TEXT PASSAGE
Afer talking with mathematicians all over the world by email and
Usenet, and searching math references, both bought and on the
Internet, I know that I have a first-find.
Somehow, I am the first human being in recorded human history to find
a partial difference equation that sums to give the count of prime
numbers.
Not true. Won't become true through repetition. See
http://mathworld.wolfram.com/LegendresFormula.html
Quote: This post is about some of the significance of that beyond
it being a first-find.
Really? Curious that it's such a long post, then.
Quote: Prime numbers have fascinated people for some time, and mathematicians
especially. The great mathematician Karl Gauss is credited with
making an important hypothesis in the field of prime numbers, as he'd
noticed something.
Gauss noticed that the count of primes numbers could be approximated
by x/ln x, for instance, the count of primes up to 1000 is 168, and
1000/ln 1000 approximately is 144.76. The count of primes up to 10000
is 1229, and 10000/ln 10000 is approximately 1085.73, which is a
closeness that continues as you go higher.
Gauss wondered what the discrete count of prime numbers could have to
do with continuous functions like x/ln x, and while mathematicians
made progress in finding relations that gave limits, like Chebyshev's
use of the zeta function discovered by Euler, they never found a
reason why.
Not true. A reason why (that is, a proof of the Prime Number Theorem)
was found long ago, I think in the 1890's. More or less simultaneously
by two people, who I think are the people whose names I think are
spelled something like Hadamard and de-Vallee Poisson.
Quote: I may have found that reason.
Nothing you've ever posted gives any explanation for this.
Quote: Not surprisingly, a first-find in the area of prime numbers *should*
be a big deal, but despite the ease with which I link my discovery to
some of the biggest names and biggest issues in mathematics, there is
the value to society of the discoverer.
Since when has modern society decided that discoverers should be
attacked instead of cheered?
Now you may have seen a LOT of postings from people trying to attack
the worth of my find, which can be a healthy process--if they stick
with the facts.
Unfortunately posters have shown a dismaying tendency to lie, but
that's minor to the problem I've faced where mainstream mathematicians
have tried to ignore or downplay my result.
I have a first-find in the area of prime numbers, and my not being a
mathematician does not mean that mathematicians can just deny the
reality if it suits them. While they may feel they have many reasons
to attack the value of an important find from a non-mathematician,
those reasons cannot be in the best interests of society.
If Gauss were alive today, would he cheer me?
I like to think he would, as he was someone interested in asking
questions *and* in getting answers. First and foremost I think he
would have been driven to find out just where my discovery led, and if
it was the answer to the question that intrigued him.
As I've found a partial difference equation, it leads to a partial
differential equation. That partial differential equation may answer
many questions.
"May" indeed. You've never shown why the solution to the
"partial differential equation" has anything to do with pi(x),
and you've ignored explanations of why that seems unlikely,
based on analogy with other difference equations and the
"corresponding" differential equations.

DATA PROVIDED
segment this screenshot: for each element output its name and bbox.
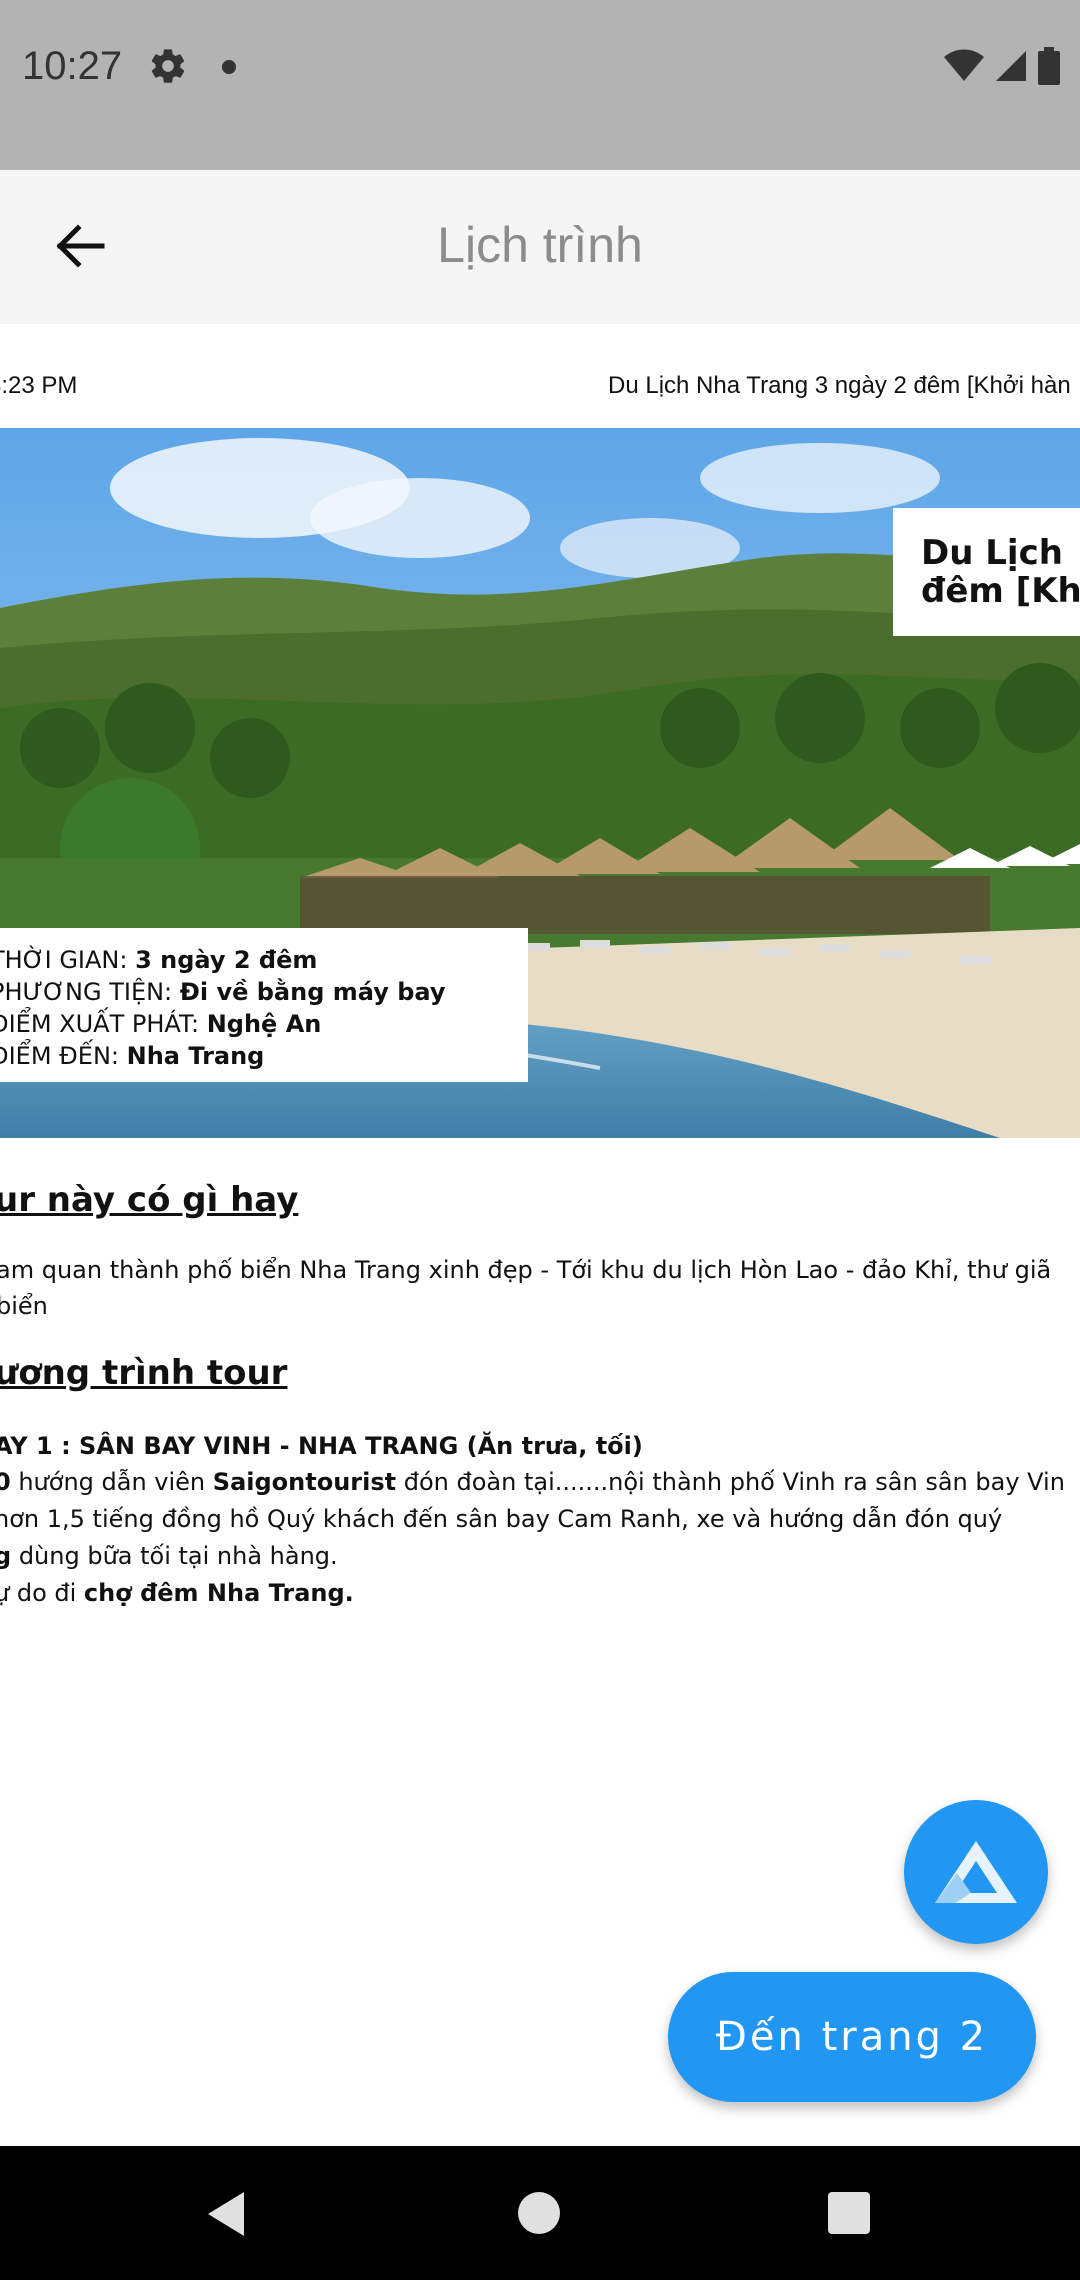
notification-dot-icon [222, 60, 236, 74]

WRITTEN PROBLEM 1
Answer these questions from the prime-number thread:
(a) What count of primes up to 1000 does the thread give?
(b) Which two names does the reply offer, with uncertain spelling, for the people who proved the Prime Number Theorem?
(c) According to the original poster, what does the partial difference equation lead to?
WRITTEN PROBLEM 2
Please carry on the prime-number thread from its last sentence.

FINAL RESULT 1
(a) 168
(b) Hadamard and de-Vallee Poisson
(c) A partial differential equation

FINAL RESULT 2
Quote: Or more importantly, it should raise many more.
You should not allow mathematicians to continue to pervert a process
that has helped humanity for so many thousands of years. You must not
show a loss of faith in the future of humanity, as if discoverers are
no longer needed.
Academic institutions can no more constrain who can make a major
discovery, than they could limit who will be a great painter,
composer, or architect.
Maybe that's part of the problem as we know that architects require a
lot of schooling beyond just art, as they need to know physics, like
materials science, and engineering, among many other things.
So it's easy to assume that a great building can only come from
someone heavily trained in academia who can manage a huge structure.
However, sometimes something a little smaller in terms of physical
size can be huge in terms of social value, and the person who built
it, might be someone from just around the corner, outside of academia.
Maybe I'm pushing the analogy, but I hope that you'll agree that at
the end of the day, what's important is the *information* and petty
squabbles and personal attacks are irrelevant, and often forgotten
over history anyway.
It's the knowledge that remains--pure.
dS(x,y) = [p(x/y, y-1) - p(y-1, sqrt(y-1))][ p(y, sqrt(y)) - p(y-1,
sqrt(y-1))],
S(x,1) = 0, p(x, y) = floor(x) - S(x, y) - 1,
and S(x,y) is the sum of dS from dS(x,2) to dS(x,y).
And p(x,sqrt(x)) is the count of prime numbers up to and including x.
That's pure knowledge. Information discovered by me, and hey, it
wasn't like it just jumped in my lap you know. There's a value to
cheering on discovery, and not attacking it.
The value is hope for the future. Hope that there may be answers out
there from unlikely sources. Hope that every person can be valuable.
Maybe mathematicians want a reality that has them ordained as the only
route for new mathematical knowledge. Possibly they wish control over
the creative process, and total dominion over mathematical discovery.
Or possibly you're just a megalomaniac idiot. Don't want to overlook
that possibility...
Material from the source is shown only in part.